• [PAGE EXTRACT]
☆ ☆ ☆

Live album by Foghat
- Released: 2003
- Recorded: 1977–1996
- Genre: Rock, hard rock, blues rock
- Length: 2:15:42
- Label: Sanctuary Records
- Producer: Rich Tozzoli

Foghat chronology
| Family Joules (2003) | Decades Live (2003) | Foghat Live II (2007) |

= Decades Live =

Decades Live is the second live album by Foghat, released in 2003. It is the first live album by the band since 1977's Foghat Live. It contains live recordings of the band, featuring different lineups, from between 1977 and 1996.

==Track listing==
Disc 1
1. "Louisiana Blues" (McKinley Morganfield) – 5:09
2. "Drivin' Wheel" (Dave Peverett, Rod Price) – 6:53
3. "Motel Shaker" (Nick Jameson, Peverett, Price) – 4:56
4. "Stone Blue" (Peverett) – 7:54
5. "Nothin' But Trouble" (Peverett, Price) – 5:46
6. "Honey Hush" (Big Joe Turner) – 8:12
7. "It Hurts Me Too" (Elmore James, Mel London) – 9:12
8. "Sweet Home Chicago" (Robert Johnson) – 9:10
9. "I Just Want to Make Love to You/Satisfaction/Who Do You Love?" (Bo Diddley, Willie Dixon, Mick Jagger, Keith Richards) – 16:07

Disc 2
1. "Fool for the City" (Peverett) – 5:27
2. "Slow Ride" (Peverett) – 9:35
3. "I Ain't Got You" (Calvin Carter) – 4:32
4. "Chateau Laffite '59 Boogie" (Peverett, Price) – 14:41
5. "Loose Ends" (Peverett) – 5:01
6. "Eight Days on the Road" (Michael Gayle, Jerry Ragovoy) – 6:38
7. "Maybellene" (Chuck Berry) – 4:14
8. "Angel of Mercy" (Peverett) – 5:17
9. "It's Too Late" (Peverett, Price) – 6:58

==Personnel==
Foghat
- Dave Peverett – lead vocals, guitar
- Bryan Bassett – guitar, vocals (disc 2, track 8)

☆ ☆ ☆

• [REQUIREMENT 1]
Write out the Decades Live album page in full, word for word.
The records that follow have no connection to the album page.

☆ ☆ ☆

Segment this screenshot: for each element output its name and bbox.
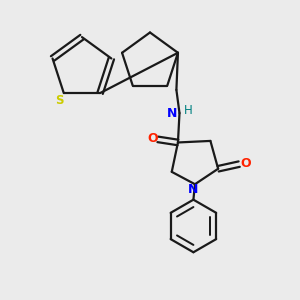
- Text: O: O: [147, 132, 158, 145]
- Text: O: O: [240, 157, 251, 170]
- Text: N: N: [188, 183, 199, 196]
- Text: H: H: [184, 104, 193, 117]
- Text: N: N: [167, 106, 177, 120]
- Text: S: S: [55, 94, 63, 107]
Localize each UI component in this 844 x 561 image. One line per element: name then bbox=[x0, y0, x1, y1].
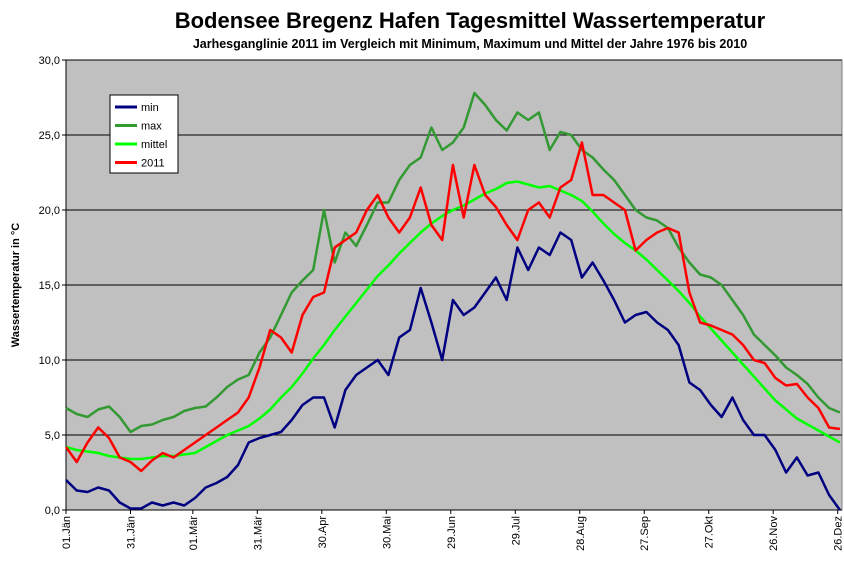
x-tick-label: 27.Sep bbox=[639, 516, 651, 551]
series-line bbox=[65, 231, 841, 511]
x-tick-label: 29.Jul bbox=[510, 516, 522, 545]
series-line bbox=[65, 91, 841, 434]
y-tick-label: 25,0 bbox=[39, 130, 60, 142]
x-tick-label: 26.Nov bbox=[768, 516, 780, 551]
y-tick-label: 0,0 bbox=[45, 505, 60, 517]
legend-label: mittel bbox=[141, 139, 167, 151]
legend-label: 2011 bbox=[141, 158, 165, 170]
x-tick-label: 31.Jän bbox=[125, 516, 137, 549]
y-tick-label: 10,0 bbox=[39, 355, 60, 367]
chart-title: Bodensee Bregenz Hafen Tagesmittel Wasse… bbox=[175, 8, 766, 33]
chart-subtitle: Jarhesganglinie 2011 im Vergleich mit Mi… bbox=[193, 37, 747, 51]
y-tick-label: 30,0 bbox=[39, 55, 60, 67]
x-tick-label: 29.Jun bbox=[446, 516, 458, 549]
x-tick-label: 30.Mai bbox=[381, 516, 393, 549]
y-tick-label: 5,0 bbox=[45, 430, 60, 442]
x-tick-label: 26.Dez bbox=[833, 516, 844, 551]
x-tick-label: 31.Mär bbox=[252, 516, 264, 551]
legend-label: min bbox=[141, 102, 159, 114]
x-tick-label: 27.Okt bbox=[704, 516, 716, 548]
y-tick-label: 15,0 bbox=[39, 280, 60, 292]
series-line bbox=[65, 180, 841, 461]
y-tick-label: 20,0 bbox=[39, 205, 60, 217]
y-axis-label: Wassertemperatur in °C bbox=[10, 223, 22, 347]
x-tick-label: 30.Apr bbox=[317, 516, 329, 549]
x-tick-label: 01.Jän bbox=[61, 516, 73, 549]
x-tick-label: 28.Aug bbox=[575, 516, 587, 551]
legend-label: max bbox=[141, 121, 162, 133]
series-line bbox=[64, 141, 841, 473]
x-tick-label: 01.Mär bbox=[188, 516, 200, 551]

☆ ☆ ☆

• [REQUIREMENT 2]
List each line of the records that contains the string "chart".

• [RESULT 1]
Live album by Foghat
- Released: 2003
- Recorded: 1977–1996
- Genre: Rock, hard rock, blues rock
- Length: 2:15:42
- Label: Sanctuary Records
- Producer: Rich Tozzoli

Foghat chronology
| Family Joules (2003) | Decades Live (2003) | Foghat Live II (2007) |

= Decades Live =

Decades Live is the second live album by Foghat, released in 2003. It is the first live album by the band since 1977's Foghat Live. It contains live recordings of the band, featuring different lineups, from between 1977 and 1996.

==Track listing==
Disc 1
1. "Louisiana Blues" (McKinley Morganfield) – 5:09
2. "Drivin' Wheel" (Dave Peverett, Rod Price) – 6:53
3. "Motel Shaker" (Nick Jameson, Peverett, Price) – 4:56
4. "Stone Blue" (Peverett) – 7:54
5. "Nothin' But Trouble" (Peverett, Price) – 5:46
6. "Honey Hush" (Big Joe Turner) – 8:12
7. "It Hurts Me Too" (Elmore James, Mel London) – 9:12
8. "Sweet Home Chicago" (Robert Johnson) – 9:10
9. "I Just Want to Make Love to You/Satisfaction/Who Do You Love?" (Bo Diddley, Willie Dixon, Mick Jagger, Keith Richards) – 16:07

Disc 2
1. "Fool for the City" (Peverett) – 5:27
2. "Slow Ride" (Peverett) – 9:35
3. "I Ain't Got You" (Calvin Carter) – 4:32
4. "Chateau Laffite '59 Boogie" (Peverett, Price) – 14:41
5. "Loose Ends" (Peverett) – 5:01
6. "Eight Days on the Road" (Michael Gayle, Jerry Ragovoy) – 6:38
7. "Maybellene" (Chuck Berry) – 4:14
8. "Angel of Mercy" (Peverett) – 5:17
9. "It's Too Late" (Peverett, Price) – 6:58

==Personnel==
Foghat
- Dave Peverett – lead vocals, guitar
- Bryan Bassett – guitar, vocals (disc 2, track 8)

• [RESULT 2]
chart-title: Bodensee Bregenz Hafen Tagesmittel Wasse… bbox=[175, 8, 766, 33]
chart-subtitle: Jarhesganglinie 2011 im Vergleich mit Mi… bbox=[193, 37, 747, 51]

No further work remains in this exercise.